[Your goal]:
Transcribe every entry word for word. Skip the pictures.

======

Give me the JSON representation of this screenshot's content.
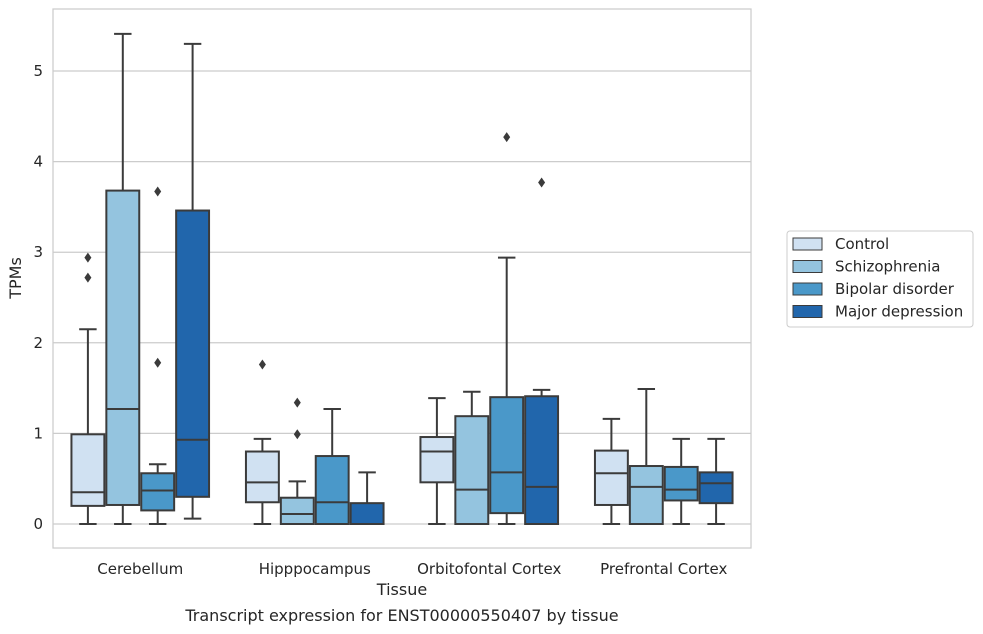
{
  "caption": "Transcript expression for ENST00000550407 by tissue",
  "chart_data": {
    "type": "boxplot",
    "xlabel": "Tissue",
    "ylabel": "TPMs",
    "ylim": [
      -0.27,
      5.7
    ],
    "yticks": [
      0,
      1,
      2,
      3,
      4,
      5
    ],
    "grid": "horizontal",
    "legend_position": "right",
    "categories": [
      "Cerebellum",
      "Hipppocampus",
      "Orbitofontal Cortex",
      "Prefrontal Cortex"
    ],
    "series": [
      {
        "name": "Control",
        "color": "#d0e1f2",
        "boxes": [
          {
            "whisker_low": 0.0,
            "q1": 0.2,
            "median": 0.35,
            "q3": 0.99,
            "whisker_high": 2.15,
            "outliers": [
              2.72,
              2.94
            ]
          },
          {
            "whisker_low": 0.0,
            "q1": 0.24,
            "median": 0.46,
            "q3": 0.8,
            "whisker_high": 0.94,
            "outliers": [
              1.76
            ]
          },
          {
            "whisker_low": 0.0,
            "q1": 0.46,
            "median": 0.8,
            "q3": 0.96,
            "whisker_high": 1.39,
            "outliers": []
          },
          {
            "whisker_low": 0.0,
            "q1": 0.21,
            "median": 0.56,
            "q3": 0.81,
            "whisker_high": 1.16,
            "outliers": []
          }
        ]
      },
      {
        "name": "Schizophrenia",
        "color": "#94c4df",
        "boxes": [
          {
            "whisker_low": 0.0,
            "q1": 0.21,
            "median": 1.27,
            "q3": 3.68,
            "whisker_high": 5.41,
            "outliers": []
          },
          {
            "whisker_low": 0.0,
            "q1": 0.0,
            "median": 0.11,
            "q3": 0.29,
            "whisker_high": 0.47,
            "outliers": [
              0.99,
              1.34
            ]
          },
          {
            "whisker_low": 0.0,
            "q1": 0.0,
            "median": 0.38,
            "q3": 1.19,
            "whisker_high": 1.46,
            "outliers": []
          },
          {
            "whisker_low": 0.0,
            "q1": 0.0,
            "median": 0.41,
            "q3": 0.64,
            "whisker_high": 1.49,
            "outliers": []
          }
        ]
      },
      {
        "name": "Bipolar disorder",
        "color": "#4a98c9",
        "boxes": [
          {
            "whisker_low": 0.0,
            "q1": 0.15,
            "median": 0.37,
            "q3": 0.56,
            "whisker_high": 0.66,
            "outliers": [
              1.78,
              3.67
            ]
          },
          {
            "whisker_low": 0.0,
            "q1": 0.0,
            "median": 0.24,
            "q3": 0.75,
            "whisker_high": 1.27,
            "outliers": []
          },
          {
            "whisker_low": 0.0,
            "q1": 0.12,
            "median": 0.57,
            "q3": 1.4,
            "whisker_high": 2.94,
            "outliers": [
              4.27
            ]
          },
          {
            "whisker_low": 0.0,
            "q1": 0.26,
            "median": 0.38,
            "q3": 0.63,
            "whisker_high": 0.94,
            "outliers": []
          }
        ]
      },
      {
        "name": "Major depression",
        "color": "#2166ac",
        "boxes": [
          {
            "whisker_low": 0.06,
            "q1": 0.3,
            "median": 0.93,
            "q3": 3.46,
            "whisker_high": 5.3,
            "outliers": []
          },
          {
            "whisker_low": 0.0,
            "q1": 0.0,
            "median": 0.0,
            "q3": 0.23,
            "whisker_high": 0.57,
            "outliers": []
          },
          {
            "whisker_low": 0.0,
            "q1": 0.0,
            "median": 0.41,
            "q3": 1.41,
            "whisker_high": 1.48,
            "outliers": [
              3.77
            ]
          },
          {
            "whisker_low": 0.0,
            "q1": 0.23,
            "median": 0.45,
            "q3": 0.57,
            "whisker_high": 0.94,
            "outliers": []
          }
        ]
      }
    ]
  }
}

======

[The completed task]:
Give me the JSON representation of this screenshot's content.
{
  "caption": "Transcript expression for ENST00000550407 by tissue",
  "chart_data": {
    "type": "boxplot",
    "xlabel": "Tissue",
    "ylabel": "TPMs",
    "ylim": [
      -0.27,
      5.7
    ],
    "yticks": [
      0,
      1,
      2,
      3,
      4,
      5
    ],
    "grid": "horizontal",
    "legend_position": "right",
    "categories": [
      "Cerebellum",
      "Hipppocampus",
      "Orbitofontal Cortex",
      "Prefrontal Cortex"
    ],
    "series": [
      {
        "name": "Control",
        "color": "#d0e1f2",
        "boxes": [
          {
            "whisker_low": 0.0,
            "q1": 0.2,
            "median": 0.35,
            "q3": 0.99,
            "whisker_high": 2.15,
            "outliers": [
              2.72,
              2.94
            ]
          },
          {
            "whisker_low": 0.0,
            "q1": 0.24,
            "median": 0.46,
            "q3": 0.8,
            "whisker_high": 0.94,
            "outliers": [
              1.76
            ]
          },
          {
            "whisker_low": 0.0,
            "q1": 0.46,
            "median": 0.8,
            "q3": 0.96,
            "whisker_high": 1.39,
            "outliers": []
          },
          {
            "whisker_low": 0.0,
            "q1": 0.21,
            "median": 0.56,
            "q3": 0.81,
            "whisker_high": 1.16,
            "outliers": []
          }
        ]
      },
      {
        "name": "Schizophrenia",
        "color": "#94c4df",
        "boxes": [
          {
            "whisker_low": 0.0,
            "q1": 0.21,
            "median": 1.27,
            "q3": 3.68,
            "whisker_high": 5.41,
            "outliers": []
          },
          {
            "whisker_low": 0.0,
            "q1": 0.0,
            "median": 0.11,
            "q3": 0.29,
            "whisker_high": 0.47,
            "outliers": [
              0.99,
              1.34
            ]
          },
          {
            "whisker_low": 0.0,
            "q1": 0.0,
            "median": 0.38,
            "q3": 1.19,
            "whisker_high": 1.46,
            "outliers": []
          },
          {
            "whisker_low": 0.0,
            "q1": 0.0,
            "median": 0.41,
            "q3": 0.64,
            "whisker_high": 1.49,
            "outliers": []
          }
        ]
      },
      {
        "name": "Bipolar disorder",
        "color": "#4a98c9",
        "boxes": [
          {
            "whisker_low": 0.0,
            "q1": 0.15,
            "median": 0.37,
            "q3": 0.56,
            "whisker_high": 0.66,
            "outliers": [
              1.78,
              3.67
            ]
          },
          {
            "whisker_low": 0.0,
            "q1": 0.0,
            "median": 0.24,
            "q3": 0.75,
            "whisker_high": 1.27,
            "outliers": []
          },
          {
            "whisker_low": 0.0,
            "q1": 0.12,
            "median": 0.57,
            "q3": 1.4,
            "whisker_high": 2.94,
            "outliers": [
              4.27
            ]
          },
          {
            "whisker_low": 0.0,
            "q1": 0.26,
            "median": 0.38,
            "q3": 0.63,
            "whisker_high": 0.94,
            "outliers": []
          }
        ]
      },
      {
        "name": "Major depression",
        "color": "#2166ac",
        "boxes": [
          {
            "whisker_low": 0.06,
            "q1": 0.3,
            "median": 0.93,
            "q3": 3.46,
            "whisker_high": 5.3,
            "outliers": []
          },
          {
            "whisker_low": 0.0,
            "q1": 0.0,
            "median": 0.0,
            "q3": 0.23,
            "whisker_high": 0.57,
            "outliers": []
          },
          {
            "whisker_low": 0.0,
            "q1": 0.0,
            "median": 0.41,
            "q3": 1.41,
            "whisker_high": 1.48,
            "outliers": [
              3.77
            ]
          },
          {
            "whisker_low": 0.0,
            "q1": 0.23,
            "median": 0.45,
            "q3": 0.57,
            "whisker_high": 0.94,
            "outliers": []
          }
        ]
      }
    ]
  }
}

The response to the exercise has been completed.